(Dataset entries)
=======
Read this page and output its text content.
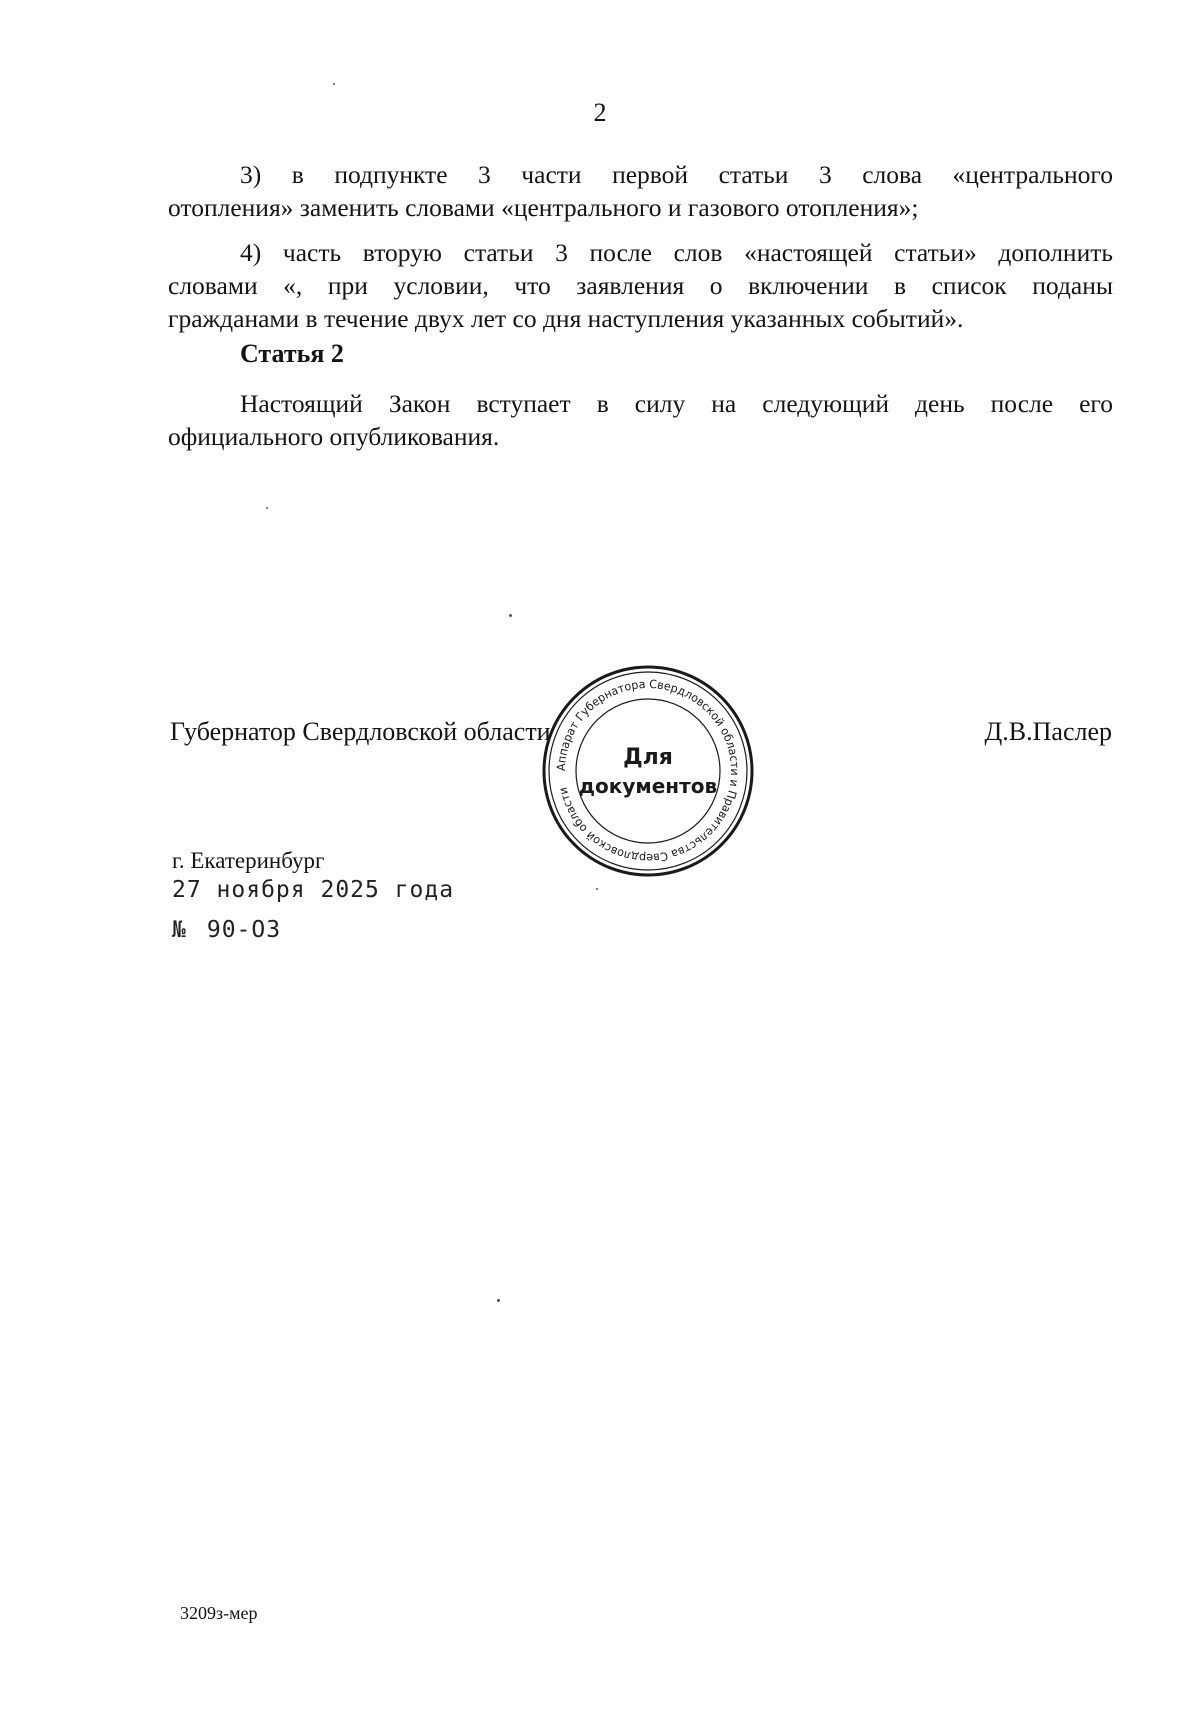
2
3) в подпункте 3 части первой статьи 3 слова «центрального
отопления» заменить словами «центрального и газового отопления»;
4) часть вторую статьи 3 после слов «настоящей статьи» дополнить
словами «, при условии, что заявления о включении в список поданы
гражданами в течение двух лет со дня наступления указанных событий».
Статья 2
Настоящий Закон вступает в силу на следующий день после его
официального опубликования.
Губернатор Свердловской области	Д.В.Паслер
Аппарат Губернатора Свердловской области и Правительства Свердловской области
Для
документов
г. Екатеринбург
27 ноября 2025 года
№ 90-ОЗ
3209з-мер
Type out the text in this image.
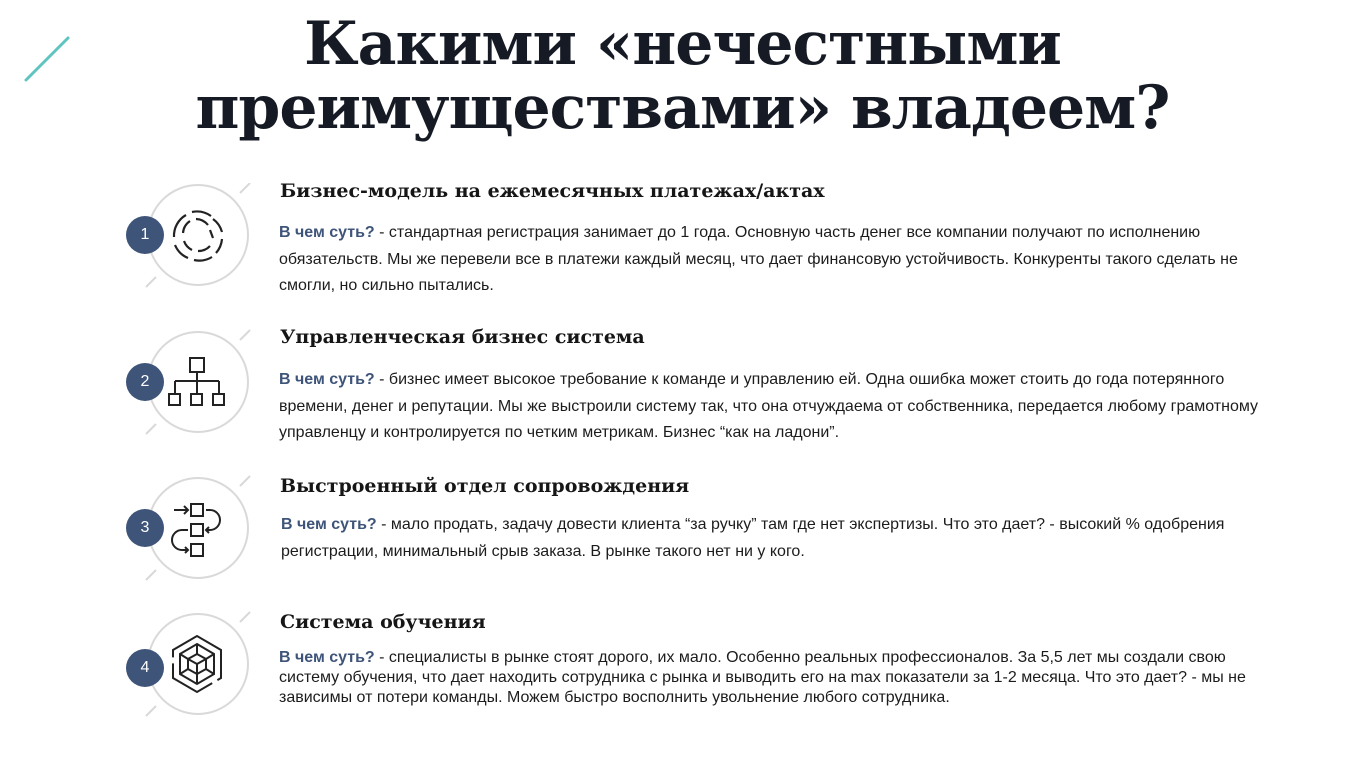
Какими «нечестными
преимуществами» владеем?
1
Бизнес-модель на ежемесячных платежах/актах

В чем суть? - стандартная регистрация занимает до 1 года. Основную часть денег все компании получают по исполнению обязательств. Мы же перевели все в платежи каждый месяц, что дает финансовую устойчивость. Конкуренты такого сделать не смогли, но сильно пытались.

2
Управленческая бизнес система

В чем суть? - бизнес имеет высокое требование к команде и управлению ей. Одна ошибка может стоить до года потерянного времени, денег и репутации. Мы же выстроили систему так, что она отчуждаема от собственника, передается любому грамотному управленцу и контролируется по четким метрикам. Бизнес “как на ладони”.

3
Выстроенный отдел сопровождения

В чем суть? - мало продать, задачу довести клиента “за ручку” там где нет экспертизы. Что это дает? - высокий % одобрения регистрации, минимальный срыв заказа. В рынке такого нет ни у кого.

4
Система обучения

В чем суть? - специалисты в рынке стоят дорого, их мало. Особенно реальных профессионалов. За 5,5 лет мы создали свою систему обучения, что дает находить сотрудника с рынка и выводить его на max показатели за 1-2 месяца. Что это дает? - мы не зависимы от потери команды. Можем быстро восполнить увольнение любого сотрудника.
=======
TASK PROMPT
Your task is to gather every line with the word "центрального" and copy it.

FINISHED ANSWER
3) в подпункте 3 части первой статьи 3 слова «центрального
отопления» заменить словами «центрального и газового отопления»;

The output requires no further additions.